### TASK OBJECTIVE
Set the data down again, exactly as it reads, but without the pictures.

### INPUT

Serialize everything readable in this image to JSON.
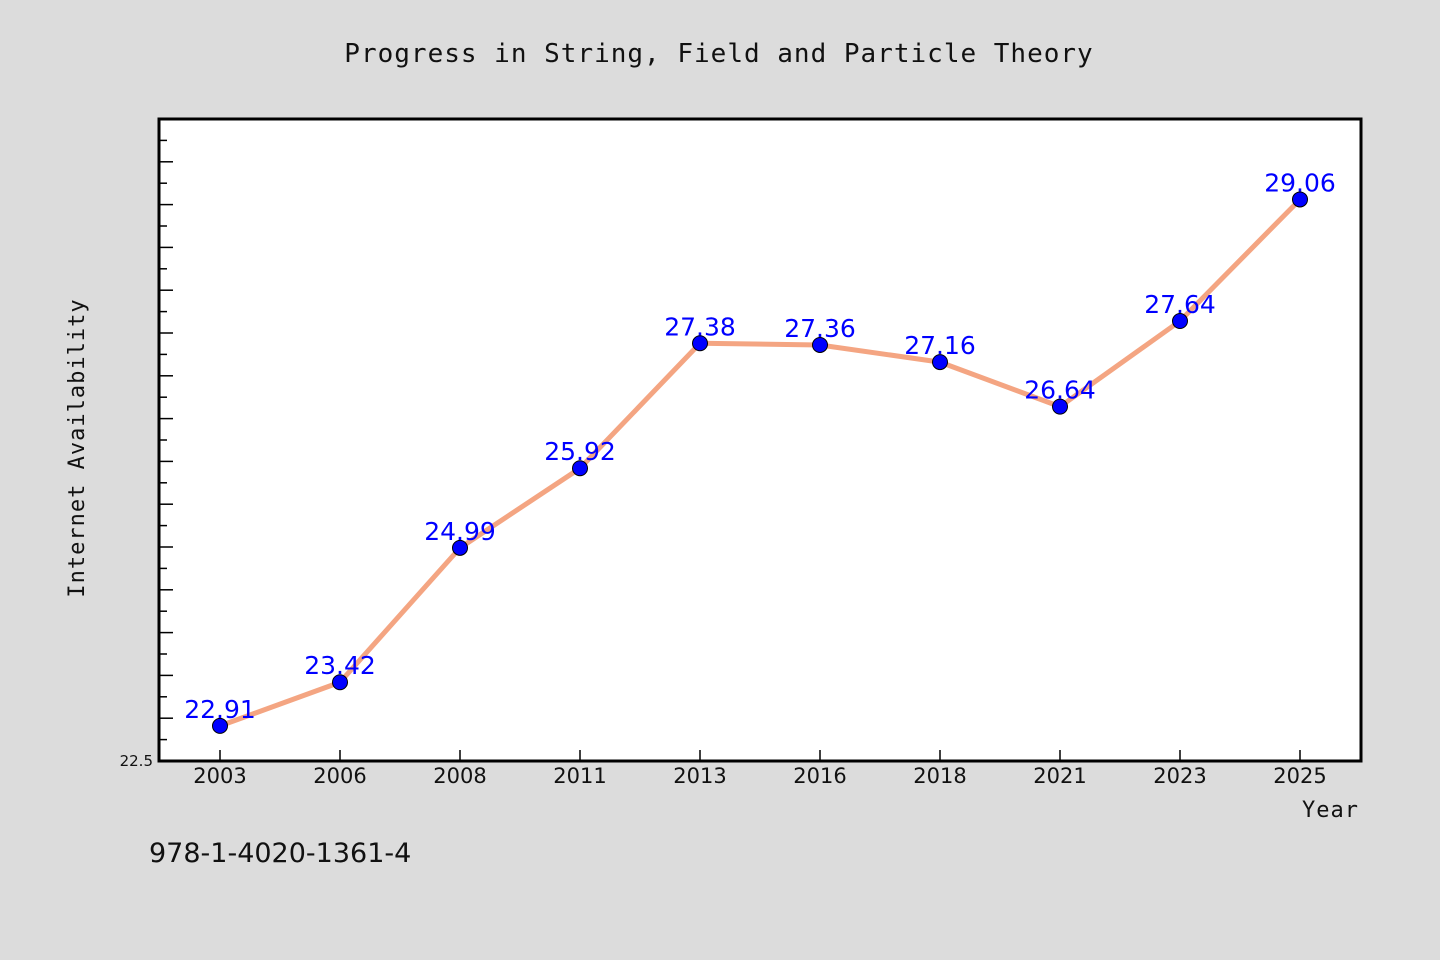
{
  "chart_data": {
    "type": "line",
    "title": "Progress in String, Field and Particle Theory",
    "xlabel": "Year",
    "ylabel": "Internet Availability",
    "categories": [
      "2003",
      "2006",
      "2008",
      "2011",
      "2013",
      "2016",
      "2018",
      "2021",
      "2023",
      "2025"
    ],
    "values": [
      22.91,
      23.42,
      24.99,
      25.92,
      27.38,
      27.36,
      27.16,
      26.64,
      27.64,
      29.06
    ],
    "data_labels": [
      "22.91",
      "23.42",
      "24.99",
      "25.92",
      "27.38",
      "27.36",
      "27.16",
      "26.64",
      "27.64",
      "29.06"
    ],
    "ylim": [
      22.5,
      30.0
    ],
    "y_min_label": "22.5",
    "grid": false,
    "line_color": "#f4a582",
    "marker_color": "#0000ff",
    "label_color": "#0000ff",
    "background_color": "#dcdcdc",
    "plot_background": "#ffffff"
  },
  "footnote": "978-1-4020-1361-4"
}
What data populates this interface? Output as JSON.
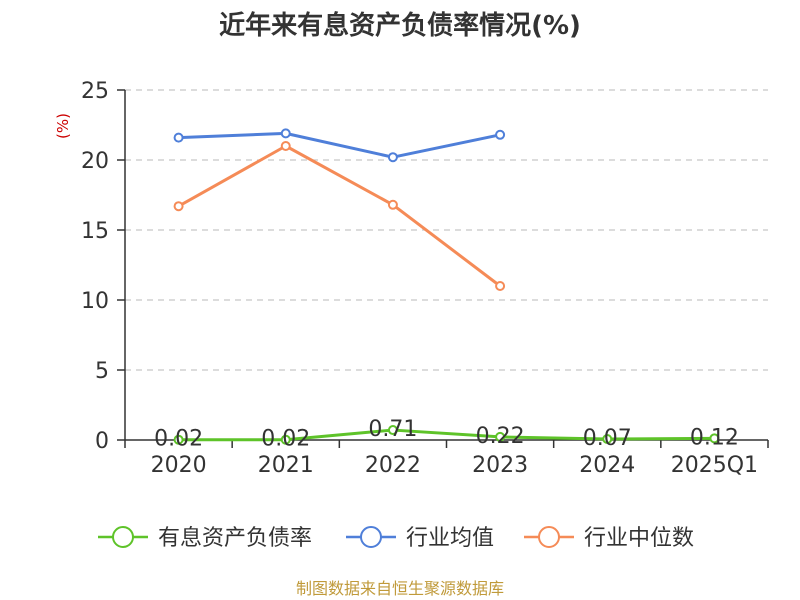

### SOLUTION
Serialize everything readable in this image to JSON.
{
  "chart_data": {
    "type": "line",
    "title": "Progress in String, Field and Particle Theory",
    "xlabel": "Year",
    "ylabel": "Internet Availability",
    "categories": [
      "2003",
      "2006",
      "2008",
      "2011",
      "2013",
      "2016",
      "2018",
      "2021",
      "2023",
      "2025"
    ],
    "values": [
      22.91,
      23.42,
      24.99,
      25.92,
      27.38,
      27.36,
      27.16,
      26.64,
      27.64,
      29.06
    ],
    "data_labels": [
      "22.91",
      "23.42",
      "24.99",
      "25.92",
      "27.38",
      "27.36",
      "27.16",
      "26.64",
      "27.64",
      "29.06"
    ],
    "ylim": [
      22.5,
      30.0
    ],
    "y_min_label": "22.5",
    "grid": false,
    "line_color": "#f4a582",
    "marker_color": "#0000ff",
    "label_color": "#0000ff",
    "background_color": "#dcdcdc",
    "plot_background": "#ffffff"
  },
  "footnote": "978-1-4020-1361-4"
}
What data populates this interface? Output as JSON.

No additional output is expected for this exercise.